[Material to process]
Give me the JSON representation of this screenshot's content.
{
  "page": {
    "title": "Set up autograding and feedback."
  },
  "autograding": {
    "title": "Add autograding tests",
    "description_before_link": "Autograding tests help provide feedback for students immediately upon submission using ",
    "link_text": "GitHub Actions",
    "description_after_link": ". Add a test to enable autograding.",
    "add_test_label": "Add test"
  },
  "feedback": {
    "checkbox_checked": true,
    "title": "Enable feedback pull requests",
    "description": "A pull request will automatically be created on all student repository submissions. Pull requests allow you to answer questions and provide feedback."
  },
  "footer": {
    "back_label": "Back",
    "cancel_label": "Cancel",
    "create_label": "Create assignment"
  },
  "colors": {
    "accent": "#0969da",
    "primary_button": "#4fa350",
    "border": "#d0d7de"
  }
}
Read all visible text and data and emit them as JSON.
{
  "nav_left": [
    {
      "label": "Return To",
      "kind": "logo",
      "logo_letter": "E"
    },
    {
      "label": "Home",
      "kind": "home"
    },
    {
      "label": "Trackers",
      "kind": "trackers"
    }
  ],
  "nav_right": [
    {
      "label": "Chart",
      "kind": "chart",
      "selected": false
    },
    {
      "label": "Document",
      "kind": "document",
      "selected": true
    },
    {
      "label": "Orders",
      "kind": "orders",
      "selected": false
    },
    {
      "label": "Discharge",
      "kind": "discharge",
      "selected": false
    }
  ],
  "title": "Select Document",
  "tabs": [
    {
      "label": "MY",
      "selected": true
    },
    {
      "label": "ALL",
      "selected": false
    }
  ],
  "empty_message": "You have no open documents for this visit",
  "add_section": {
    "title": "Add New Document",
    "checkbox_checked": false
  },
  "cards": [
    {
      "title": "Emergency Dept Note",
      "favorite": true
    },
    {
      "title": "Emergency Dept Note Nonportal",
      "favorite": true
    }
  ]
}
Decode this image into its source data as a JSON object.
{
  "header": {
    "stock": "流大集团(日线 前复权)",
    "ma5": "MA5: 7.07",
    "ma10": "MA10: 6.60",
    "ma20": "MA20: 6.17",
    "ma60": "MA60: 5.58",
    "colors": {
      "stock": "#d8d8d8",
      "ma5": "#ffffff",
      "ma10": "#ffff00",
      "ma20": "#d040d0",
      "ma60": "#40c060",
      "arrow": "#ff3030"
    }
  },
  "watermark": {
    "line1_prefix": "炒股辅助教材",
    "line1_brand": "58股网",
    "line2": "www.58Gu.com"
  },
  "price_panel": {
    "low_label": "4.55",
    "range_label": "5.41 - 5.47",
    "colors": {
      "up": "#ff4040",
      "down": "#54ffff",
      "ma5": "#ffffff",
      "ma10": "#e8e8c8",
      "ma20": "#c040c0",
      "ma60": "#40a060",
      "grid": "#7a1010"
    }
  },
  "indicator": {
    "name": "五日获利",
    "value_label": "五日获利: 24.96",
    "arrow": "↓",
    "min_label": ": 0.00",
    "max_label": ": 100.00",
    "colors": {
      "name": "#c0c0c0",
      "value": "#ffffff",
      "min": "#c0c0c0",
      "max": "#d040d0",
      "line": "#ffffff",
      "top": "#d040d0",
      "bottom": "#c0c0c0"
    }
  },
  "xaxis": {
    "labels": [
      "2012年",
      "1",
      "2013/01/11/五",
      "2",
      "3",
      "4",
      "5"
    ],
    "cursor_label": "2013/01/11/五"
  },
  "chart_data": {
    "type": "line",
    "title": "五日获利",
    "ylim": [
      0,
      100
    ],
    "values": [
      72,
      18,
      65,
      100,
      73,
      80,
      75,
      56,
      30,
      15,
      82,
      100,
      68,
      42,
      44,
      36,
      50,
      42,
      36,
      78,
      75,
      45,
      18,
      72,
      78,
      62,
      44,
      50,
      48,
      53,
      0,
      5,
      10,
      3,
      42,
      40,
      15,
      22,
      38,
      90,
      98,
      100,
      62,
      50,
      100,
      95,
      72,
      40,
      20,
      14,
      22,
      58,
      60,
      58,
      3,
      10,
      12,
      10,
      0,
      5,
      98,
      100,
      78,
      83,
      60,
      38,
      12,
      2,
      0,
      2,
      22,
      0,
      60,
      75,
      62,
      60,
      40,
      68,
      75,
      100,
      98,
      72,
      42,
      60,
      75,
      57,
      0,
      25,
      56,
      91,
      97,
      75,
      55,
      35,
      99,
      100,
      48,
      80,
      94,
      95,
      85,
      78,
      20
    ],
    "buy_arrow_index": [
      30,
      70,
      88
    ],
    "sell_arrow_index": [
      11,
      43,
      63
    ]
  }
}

[Challenge] Write out the records above again, keeping each one identical to the original.

[Output of the task]
Give me the JSON representation of this screenshot's content.
{
  "page": {
    "title": "Set up autograding and feedback."
  },
  "autograding": {
    "title": "Add autograding tests",
    "description_before_link": "Autograding tests help provide feedback for students immediately upon submission using ",
    "link_text": "GitHub Actions",
    "description_after_link": ". Add a test to enable autograding.",
    "add_test_label": "Add test"
  },
  "feedback": {
    "checkbox_checked": true,
    "title": "Enable feedback pull requests",
    "description": "A pull request will automatically be created on all student repository submissions. Pull requests allow you to answer questions and provide feedback."
  },
  "footer": {
    "back_label": "Back",
    "cancel_label": "Cancel",
    "create_label": "Create assignment"
  },
  "colors": {
    "accent": "#0969da",
    "primary_button": "#4fa350",
    "border": "#d0d7de"
  }
}
Read all visible text and data and emit them as JSON.
{
  "nav_left": [
    {
      "label": "Return To",
      "kind": "logo",
      "logo_letter": "E"
    },
    {
      "label": "Home",
      "kind": "home"
    },
    {
      "label": "Trackers",
      "kind": "trackers"
    }
  ],
  "nav_right": [
    {
      "label": "Chart",
      "kind": "chart",
      "selected": false
    },
    {
      "label": "Document",
      "kind": "document",
      "selected": true
    },
    {
      "label": "Orders",
      "kind": "orders",
      "selected": false
    },
    {
      "label": "Discharge",
      "kind": "discharge",
      "selected": false
    }
  ],
  "title": "Select Document",
  "tabs": [
    {
      "label": "MY",
      "selected": true
    },
    {
      "label": "ALL",
      "selected": false
    }
  ],
  "empty_message": "You have no open documents for this visit",
  "add_section": {
    "title": "Add New Document",
    "checkbox_checked": false
  },
  "cards": [
    {
      "title": "Emergency Dept Note",
      "favorite": true
    },
    {
      "title": "Emergency Dept Note Nonportal",
      "favorite": true
    }
  ]
}
Decode this image into its source data as a JSON object.
{
  "header": {
    "stock": "流大集团(日线 前复权)",
    "ma5": "MA5: 7.07",
    "ma10": "MA10: 6.60",
    "ma20": "MA20: 6.17",
    "ma60": "MA60: 5.58",
    "colors": {
      "stock": "#d8d8d8",
      "ma5": "#ffffff",
      "ma10": "#ffff00",
      "ma20": "#d040d0",
      "ma60": "#40c060",
      "arrow": "#ff3030"
    }
  },
  "watermark": {
    "line1_prefix": "炒股辅助教材",
    "line1_brand": "58股网",
    "line2": "www.58Gu.com"
  },
  "price_panel": {
    "low_label": "4.55",
    "range_label": "5.41 - 5.47",
    "colors": {
      "up": "#ff4040",
      "down": "#54ffff",
      "ma5": "#ffffff",
      "ma10": "#e8e8c8",
      "ma20": "#c040c0",
      "ma60": "#40a060",
      "grid": "#7a1010"
    }
  },
  "indicator": {
    "name": "五日获利",
    "value_label": "五日获利: 24.96",
    "arrow": "↓",
    "min_label": ": 0.00",
    "max_label": ": 100.00",
    "colors": {
      "name": "#c0c0c0",
      "value": "#ffffff",
      "min": "#c0c0c0",
      "max": "#d040d0",
      "line": "#ffffff",
      "top": "#d040d0",
      "bottom": "#c0c0c0"
    }
  },
  "xaxis": {
    "labels": [
      "2012年",
      "1",
      "2013/01/11/五",
      "2",
      "3",
      "4",
      "5"
    ],
    "cursor_label": "2013/01/11/五"
  },
  "chart_data": {
    "type": "line",
    "title": "五日获利",
    "ylim": [
      0,
      100
    ],
    "values": [
      72,
      18,
      65,
      100,
      73,
      80,
      75,
      56,
      30,
      15,
      82,
      100,
      68,
      42,
      44,
      36,
      50,
      42,
      36,
      78,
      75,
      45,
      18,
      72,
      78,
      62,
      44,
      50,
      48,
      53,
      0,
      5,
      10,
      3,
      42,
      40,
      15,
      22,
      38,
      90,
      98,
      100,
      62,
      50,
      100,
      95,
      72,
      40,
      20,
      14,
      22,
      58,
      60,
      58,
      3,
      10,
      12,
      10,
      0,
      5,
      98,
      100,
      78,
      83,
      60,
      38,
      12,
      2,
      0,
      2,
      22,
      0,
      60,
      75,
      62,
      60,
      40,
      68,
      75,
      100,
      98,
      72,
      42,
      60,
      75,
      57,
      0,
      25,
      56,
      91,
      97,
      75,
      55,
      35,
      99,
      100,
      48,
      80,
      94,
      95,
      85,
      78,
      20
    ],
    "buy_arrow_index": [
      30,
      70,
      88
    ],
    "sell_arrow_index": [
      11,
      43,
      63
    ]
  }
}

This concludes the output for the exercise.